REQUEST: Your task is to copy every record exactly.

DATA LISTING:
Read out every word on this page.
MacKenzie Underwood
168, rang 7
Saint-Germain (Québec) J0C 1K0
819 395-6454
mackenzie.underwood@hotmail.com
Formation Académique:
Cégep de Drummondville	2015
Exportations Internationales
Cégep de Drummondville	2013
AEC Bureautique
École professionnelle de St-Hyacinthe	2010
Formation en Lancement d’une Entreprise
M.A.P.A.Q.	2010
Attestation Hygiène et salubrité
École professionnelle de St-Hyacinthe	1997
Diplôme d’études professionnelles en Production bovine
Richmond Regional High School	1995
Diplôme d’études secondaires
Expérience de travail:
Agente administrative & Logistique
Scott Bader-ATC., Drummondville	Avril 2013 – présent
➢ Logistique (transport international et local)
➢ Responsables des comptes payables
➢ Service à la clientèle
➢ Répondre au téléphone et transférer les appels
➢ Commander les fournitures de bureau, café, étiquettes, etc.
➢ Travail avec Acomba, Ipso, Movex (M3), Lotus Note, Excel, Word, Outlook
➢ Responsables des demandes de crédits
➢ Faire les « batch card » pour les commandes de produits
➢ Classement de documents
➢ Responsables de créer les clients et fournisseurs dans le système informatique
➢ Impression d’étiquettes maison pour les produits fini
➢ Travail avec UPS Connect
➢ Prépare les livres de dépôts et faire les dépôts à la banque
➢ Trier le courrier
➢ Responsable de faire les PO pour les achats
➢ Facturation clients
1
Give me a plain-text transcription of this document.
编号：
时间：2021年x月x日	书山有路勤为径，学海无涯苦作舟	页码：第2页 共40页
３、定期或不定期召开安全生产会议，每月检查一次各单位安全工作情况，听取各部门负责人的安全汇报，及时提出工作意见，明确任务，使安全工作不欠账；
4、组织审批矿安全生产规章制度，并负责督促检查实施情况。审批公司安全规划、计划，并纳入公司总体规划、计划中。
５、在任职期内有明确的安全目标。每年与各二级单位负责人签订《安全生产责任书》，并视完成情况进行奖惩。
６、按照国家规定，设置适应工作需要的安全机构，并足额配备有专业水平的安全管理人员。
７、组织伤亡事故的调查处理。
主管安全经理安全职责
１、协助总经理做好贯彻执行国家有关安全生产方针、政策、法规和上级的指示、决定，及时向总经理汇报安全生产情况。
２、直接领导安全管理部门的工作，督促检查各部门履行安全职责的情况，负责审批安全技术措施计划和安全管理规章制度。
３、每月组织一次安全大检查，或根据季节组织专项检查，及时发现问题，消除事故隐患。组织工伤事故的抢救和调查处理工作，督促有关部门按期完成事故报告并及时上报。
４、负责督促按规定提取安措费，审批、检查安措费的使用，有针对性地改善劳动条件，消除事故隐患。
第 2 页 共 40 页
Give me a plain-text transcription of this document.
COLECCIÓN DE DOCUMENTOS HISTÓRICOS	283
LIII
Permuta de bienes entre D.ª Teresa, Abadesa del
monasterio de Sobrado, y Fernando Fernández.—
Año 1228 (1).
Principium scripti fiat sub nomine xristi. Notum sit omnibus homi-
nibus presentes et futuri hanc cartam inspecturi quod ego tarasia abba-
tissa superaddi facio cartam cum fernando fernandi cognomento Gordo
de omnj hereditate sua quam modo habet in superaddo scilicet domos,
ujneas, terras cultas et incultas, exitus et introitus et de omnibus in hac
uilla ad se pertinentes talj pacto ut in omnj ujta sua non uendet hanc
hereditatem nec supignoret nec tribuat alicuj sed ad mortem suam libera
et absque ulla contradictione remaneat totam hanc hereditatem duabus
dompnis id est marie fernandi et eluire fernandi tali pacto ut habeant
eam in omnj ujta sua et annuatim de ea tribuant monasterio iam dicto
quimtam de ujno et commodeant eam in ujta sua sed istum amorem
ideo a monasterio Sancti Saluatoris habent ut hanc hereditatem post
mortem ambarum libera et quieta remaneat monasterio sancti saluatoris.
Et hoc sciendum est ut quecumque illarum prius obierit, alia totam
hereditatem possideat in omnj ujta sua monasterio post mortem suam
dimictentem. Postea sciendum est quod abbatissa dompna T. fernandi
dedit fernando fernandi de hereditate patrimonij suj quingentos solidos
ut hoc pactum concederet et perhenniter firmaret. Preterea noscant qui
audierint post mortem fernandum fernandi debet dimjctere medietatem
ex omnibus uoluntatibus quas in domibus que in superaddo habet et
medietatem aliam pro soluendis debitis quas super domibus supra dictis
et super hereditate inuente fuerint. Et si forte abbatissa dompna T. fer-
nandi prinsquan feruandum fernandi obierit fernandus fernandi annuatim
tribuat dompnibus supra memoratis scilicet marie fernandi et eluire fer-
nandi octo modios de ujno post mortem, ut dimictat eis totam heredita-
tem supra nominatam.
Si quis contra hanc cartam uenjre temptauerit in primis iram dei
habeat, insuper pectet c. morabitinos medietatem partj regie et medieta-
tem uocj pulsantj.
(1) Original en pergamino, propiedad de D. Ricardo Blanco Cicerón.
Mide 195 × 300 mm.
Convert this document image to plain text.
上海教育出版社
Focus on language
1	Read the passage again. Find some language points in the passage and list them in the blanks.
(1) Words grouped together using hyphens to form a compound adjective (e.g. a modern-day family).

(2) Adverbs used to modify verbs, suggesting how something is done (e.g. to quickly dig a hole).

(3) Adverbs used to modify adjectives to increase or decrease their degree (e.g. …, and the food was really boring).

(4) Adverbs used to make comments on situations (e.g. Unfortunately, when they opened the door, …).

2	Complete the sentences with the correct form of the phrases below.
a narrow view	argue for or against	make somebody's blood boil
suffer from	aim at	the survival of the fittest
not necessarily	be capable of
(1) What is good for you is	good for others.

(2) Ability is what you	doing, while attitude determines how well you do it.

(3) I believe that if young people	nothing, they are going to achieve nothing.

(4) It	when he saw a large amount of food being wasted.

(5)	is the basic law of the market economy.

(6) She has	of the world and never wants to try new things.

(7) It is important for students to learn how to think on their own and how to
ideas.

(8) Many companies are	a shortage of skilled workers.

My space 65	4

ANSWER:
Read out every word on this page.
MacKenzie Underwood
168, rang 7
Saint-Germain (Québec) J0C 1K0
819 395-6454
mackenzie.underwood@hotmail.com
Formation Académique:
Cégep de Drummondville	2015
Exportations Internationales
Cégep de Drummondville	2013
AEC Bureautique
École professionnelle de St-Hyacinthe	2010
Formation en Lancement d’une Entreprise
M.A.P.A.Q.	2010
Attestation Hygiène et salubrité
École professionnelle de St-Hyacinthe	1997
Diplôme d’études professionnelles en Production bovine
Richmond Regional High School	1995
Diplôme d’études secondaires
Expérience de travail:
Agente administrative & Logistique
Scott Bader-ATC., Drummondville	Avril 2013 – présent
➢ Logistique (transport international et local)
➢ Responsables des comptes payables
➢ Service à la clientèle
➢ Répondre au téléphone et transférer les appels
➢ Commander les fournitures de bureau, café, étiquettes, etc.
➢ Travail avec Acomba, Ipso, Movex (M3), Lotus Note, Excel, Word, Outlook
➢ Responsables des demandes de crédits
➢ Faire les « batch card » pour les commandes de produits
➢ Classement de documents
➢ Responsables de créer les clients et fournisseurs dans le système informatique
➢ Impression d’étiquettes maison pour les produits fini
➢ Travail avec UPS Connect
➢ Prépare les livres de dépôts et faire les dépôts à la banque
➢ Trier le courrier
➢ Responsable de faire les PO pour les achats
➢ Facturation clients
1
Give me a plain-text transcription of this document.
编号：
时间：2021年x月x日	书山有路勤为径，学海无涯苦作舟	页码：第2页 共40页
３、定期或不定期召开安全生产会议，每月检查一次各单位安全工作情况，听取各部门负责人的安全汇报，及时提出工作意见，明确任务，使安全工作不欠账；
4、组织审批矿安全生产规章制度，并负责督促检查实施情况。审批公司安全规划、计划，并纳入公司总体规划、计划中。
５、在任职期内有明确的安全目标。每年与各二级单位负责人签订《安全生产责任书》，并视完成情况进行奖惩。
６、按照国家规定，设置适应工作需要的安全机构，并足额配备有专业水平的安全管理人员。
７、组织伤亡事故的调查处理。
主管安全经理安全职责
１、协助总经理做好贯彻执行国家有关安全生产方针、政策、法规和上级的指示、决定，及时向总经理汇报安全生产情况。
２、直接领导安全管理部门的工作，督促检查各部门履行安全职责的情况，负责审批安全技术措施计划和安全管理规章制度。
３、每月组织一次安全大检查，或根据季节组织专项检查，及时发现问题，消除事故隐患。组织工伤事故的抢救和调查处理工作，督促有关部门按期完成事故报告并及时上报。
４、负责督促按规定提取安措费，审批、检查安措费的使用，有针对性地改善劳动条件，消除事故隐患。
第 2 页 共 40 页
Give me a plain-text transcription of this document.
COLECCIÓN DE DOCUMENTOS HISTÓRICOS	283
LIII
Permuta de bienes entre D.ª Teresa, Abadesa del
monasterio de Sobrado, y Fernando Fernández.—
Año 1228 (1).
Principium scripti fiat sub nomine xristi. Notum sit omnibus homi-
nibus presentes et futuri hanc cartam inspecturi quod ego tarasia abba-
tissa superaddi facio cartam cum fernando fernandi cognomento Gordo
de omnj hereditate sua quam modo habet in superaddo scilicet domos,
ujneas, terras cultas et incultas, exitus et introitus et de omnibus in hac
uilla ad se pertinentes talj pacto ut in omnj ujta sua non uendet hanc
hereditatem nec supignoret nec tribuat alicuj sed ad mortem suam libera
et absque ulla contradictione remaneat totam hanc hereditatem duabus
dompnis id est marie fernandi et eluire fernandi tali pacto ut habeant
eam in omnj ujta sua et annuatim de ea tribuant monasterio iam dicto
quimtam de ujno et commodeant eam in ujta sua sed istum amorem
ideo a monasterio Sancti Saluatoris habent ut hanc hereditatem post
mortem ambarum libera et quieta remaneat monasterio sancti saluatoris.
Et hoc sciendum est ut quecumque illarum prius obierit, alia totam
hereditatem possideat in omnj ujta sua monasterio post mortem suam
dimictentem. Postea sciendum est quod abbatissa dompna T. fernandi
dedit fernando fernandi de hereditate patrimonij suj quingentos solidos
ut hoc pactum concederet et perhenniter firmaret. Preterea noscant qui
audierint post mortem fernandum fernandi debet dimjctere medietatem
ex omnibus uoluntatibus quas in domibus que in superaddo habet et
medietatem aliam pro soluendis debitis quas super domibus supra dictis
et super hereditate inuente fuerint. Et si forte abbatissa dompna T. fer-
nandi prinsquan feruandum fernandi obierit fernandus fernandi annuatim
tribuat dompnibus supra memoratis scilicet marie fernandi et eluire fer-
nandi octo modios de ujno post mortem, ut dimictat eis totam heredita-
tem supra nominatam.
Si quis contra hanc cartam uenjre temptauerit in primis iram dei
habeat, insuper pectet c. morabitinos medietatem partj regie et medieta-
tem uocj pulsantj.
(1) Original en pergamino, propiedad de D. Ricardo Blanco Cicerón.
Mide 195 × 300 mm.
Convert this document image to plain text.
上海教育出版社
Focus on language
1	Read the passage again. Find some language points in the passage and list them in the blanks.
(1) Words grouped together using hyphens to form a compound adjective (e.g. a modern-day family).

(2) Adverbs used to modify verbs, suggesting how something is done (e.g. to quickly dig a hole).

(3) Adverbs used to modify adjectives to increase or decrease their degree (e.g. …, and the food was really boring).

(4) Adverbs used to make comments on situations (e.g. Unfortunately, when they opened the door, …).

2	Complete the sentences with the correct form of the phrases below.
a narrow view	argue for or against	make somebody's blood boil
suffer from	aim at	the survival of the fittest
not necessarily	be capable of
(1) What is good for you is	good for others.

(2) Ability is what you	doing, while attitude determines how well you do it.

(3) I believe that if young people	nothing, they are going to achieve nothing.

(4) It	when he saw a large amount of food being wasted.

(5)	is the basic law of the market economy.

(6) She has	of the world and never wants to try new things.

(7) It is important for students to learn how to think on their own and how to
ideas.

(8) Many companies are	a shortage of skilled workers.

My space 65	4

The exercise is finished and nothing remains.